STATED PROBLEM ->
Each entry that follows is to be retyped exactly. Pictures do not belong in the copy.

MATERIAL TO PROCESS ->
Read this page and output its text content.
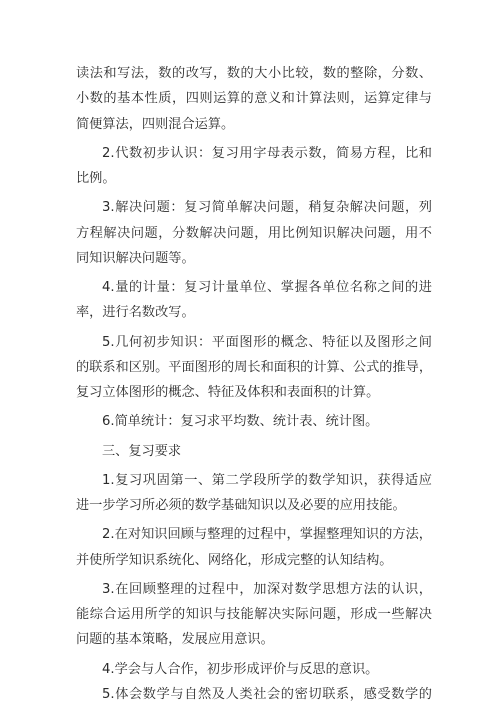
读法和写法，数的改写，数的大小比较，数的整除，分数、
小数的基本性质，四则运算的意义和计算法则，运算定律与
简便算法，四则混合运算。
2.代数初步认识：复习用字母表示数，简易方程，比和
比例。
3.解决问题：复习简单解决问题，稍复杂解决问题，列
方程解决问题，分数解决问题，用比例知识解决问题，用不
同知识解决问题等。
4.量的计量：复习计量单位、掌握各单位名称之间的进
率，进行名数改写。
5.几何初步知识：平面图形的概念、特征以及图形之间
的联系和区别。平面图形的周长和面积的计算、公式的推导，
复习立体图形的概念、特征及体积和表面积的计算。
6.简单统计：复习求平均数、统计表、统计图。
三、复习要求
1.复习巩固第一、第二学段所学的数学知识，获得适应
进一步学习所必须的数学基础知识以及必要的应用技能。
2.在对知识回顾与整理的过程中，掌握整理知识的方法，
并使所学知识系统化、网络化，形成完整的认知结构。
3.在回顾整理的过程中，加深对数学思想方法的认识，
能综合运用所学的知识与技能解决实际问题，形成一些解决
问题的基本策略，发展应用意识。
4.学会与人合作，初步形成评价与反思的意识。
5.体会数学与自然及人类社会的密切联系，感受数学的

SOLVED EXERCISE ->
Read this page and output its text content.
读法和写法，数的改写，数的大小比较，数的整除，分数、
小数的基本性质，四则运算的意义和计算法则，运算定律与
简便算法，四则混合运算。
2.代数初步认识：复习用字母表示数，简易方程，比和
比例。
3.解决问题：复习简单解决问题，稍复杂解决问题，列
方程解决问题，分数解决问题，用比例知识解决问题，用不
同知识解决问题等。
4.量的计量：复习计量单位、掌握各单位名称之间的进
率，进行名数改写。
5.几何初步知识：平面图形的概念、特征以及图形之间
的联系和区别。平面图形的周长和面积的计算、公式的推导，
复习立体图形的概念、特征及体积和表面积的计算。
6.简单统计：复习求平均数、统计表、统计图。
三、复习要求
1.复习巩固第一、第二学段所学的数学知识，获得适应
进一步学习所必须的数学基础知识以及必要的应用技能。
2.在对知识回顾与整理的过程中，掌握整理知识的方法，
并使所学知识系统化、网络化，形成完整的认知结构。
3.在回顾整理的过程中，加深对数学思想方法的认识，
能综合运用所学的知识与技能解决实际问题，形成一些解决
问题的基本策略，发展应用意识。
4.学会与人合作，初步形成评价与反思的意识。
5.体会数学与自然及人类社会的密切联系，感受数学的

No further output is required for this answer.